Data excerpts:
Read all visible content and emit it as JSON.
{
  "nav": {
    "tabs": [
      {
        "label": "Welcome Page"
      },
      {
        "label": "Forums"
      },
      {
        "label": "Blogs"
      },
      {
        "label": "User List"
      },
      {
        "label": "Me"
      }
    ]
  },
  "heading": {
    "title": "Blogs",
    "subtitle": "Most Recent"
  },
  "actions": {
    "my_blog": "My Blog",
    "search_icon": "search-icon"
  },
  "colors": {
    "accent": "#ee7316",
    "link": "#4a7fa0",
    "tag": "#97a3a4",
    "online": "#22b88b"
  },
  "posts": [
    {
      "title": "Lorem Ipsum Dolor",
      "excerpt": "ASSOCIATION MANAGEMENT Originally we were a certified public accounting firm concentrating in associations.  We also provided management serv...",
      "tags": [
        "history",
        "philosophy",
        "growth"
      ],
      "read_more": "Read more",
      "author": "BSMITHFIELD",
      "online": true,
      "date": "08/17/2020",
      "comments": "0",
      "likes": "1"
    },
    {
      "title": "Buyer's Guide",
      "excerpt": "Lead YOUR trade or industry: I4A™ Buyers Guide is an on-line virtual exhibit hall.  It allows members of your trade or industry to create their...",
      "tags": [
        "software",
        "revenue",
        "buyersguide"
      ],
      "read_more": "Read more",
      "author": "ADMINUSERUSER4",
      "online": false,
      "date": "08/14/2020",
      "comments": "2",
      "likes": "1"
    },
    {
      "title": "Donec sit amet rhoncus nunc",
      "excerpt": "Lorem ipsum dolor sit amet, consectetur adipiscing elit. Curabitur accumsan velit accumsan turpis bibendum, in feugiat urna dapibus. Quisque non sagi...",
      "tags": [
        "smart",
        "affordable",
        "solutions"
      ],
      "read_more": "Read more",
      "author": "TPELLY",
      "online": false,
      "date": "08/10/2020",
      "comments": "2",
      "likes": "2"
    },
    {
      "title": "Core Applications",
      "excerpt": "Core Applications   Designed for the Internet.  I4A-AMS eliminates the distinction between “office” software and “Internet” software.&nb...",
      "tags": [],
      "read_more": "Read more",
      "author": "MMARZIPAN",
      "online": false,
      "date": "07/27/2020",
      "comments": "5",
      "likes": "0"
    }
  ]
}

• **Requirements**:
Type out the entries again, word for word.

• **Final answer**:
Read all visible content and emit it as JSON.
{
  "nav": {
    "tabs": [
      {
        "label": "Welcome Page"
      },
      {
        "label": "Forums"
      },
      {
        "label": "Blogs"
      },
      {
        "label": "User List"
      },
      {
        "label": "Me"
      }
    ]
  },
  "heading": {
    "title": "Blogs",
    "subtitle": "Most Recent"
  },
  "actions": {
    "my_blog": "My Blog",
    "search_icon": "search-icon"
  },
  "colors": {
    "accent": "#ee7316",
    "link": "#4a7fa0",
    "tag": "#97a3a4",
    "online": "#22b88b"
  },
  "posts": [
    {
      "title": "Lorem Ipsum Dolor",
      "excerpt": "ASSOCIATION MANAGEMENT Originally we were a certified public accounting firm concentrating in associations.  We also provided management serv...",
      "tags": [
        "history",
        "philosophy",
        "growth"
      ],
      "read_more": "Read more",
      "author": "BSMITHFIELD",
      "online": true,
      "date": "08/17/2020",
      "comments": "0",
      "likes": "1"
    },
    {
      "title": "Buyer's Guide",
      "excerpt": "Lead YOUR trade or industry: I4A™ Buyers Guide is an on-line virtual exhibit hall.  It allows members of your trade or industry to create their...",
      "tags": [
        "software",
        "revenue",
        "buyersguide"
      ],
      "read_more": "Read more",
      "author": "ADMINUSERUSER4",
      "online": false,
      "date": "08/14/2020",
      "comments": "2",
      "likes": "1"
    },
    {
      "title": "Donec sit amet rhoncus nunc",
      "excerpt": "Lorem ipsum dolor sit amet, consectetur adipiscing elit. Curabitur accumsan velit accumsan turpis bibendum, in feugiat urna dapibus. Quisque non sagi...",
      "tags": [
        "smart",
        "affordable",
        "solutions"
      ],
      "read_more": "Read more",
      "author": "TPELLY",
      "online": false,
      "date": "08/10/2020",
      "comments": "2",
      "likes": "2"
    },
    {
      "title": "Core Applications",
      "excerpt": "Core Applications   Designed for the Internet.  I4A-AMS eliminates the distinction between “office” software and “Internet” software.&nb...",
      "tags": [],
      "read_more": "Read more",
      "author": "MMARZIPAN",
      "online": false,
      "date": "07/27/2020",
      "comments": "5",
      "likes": "0"
    }
  ]
}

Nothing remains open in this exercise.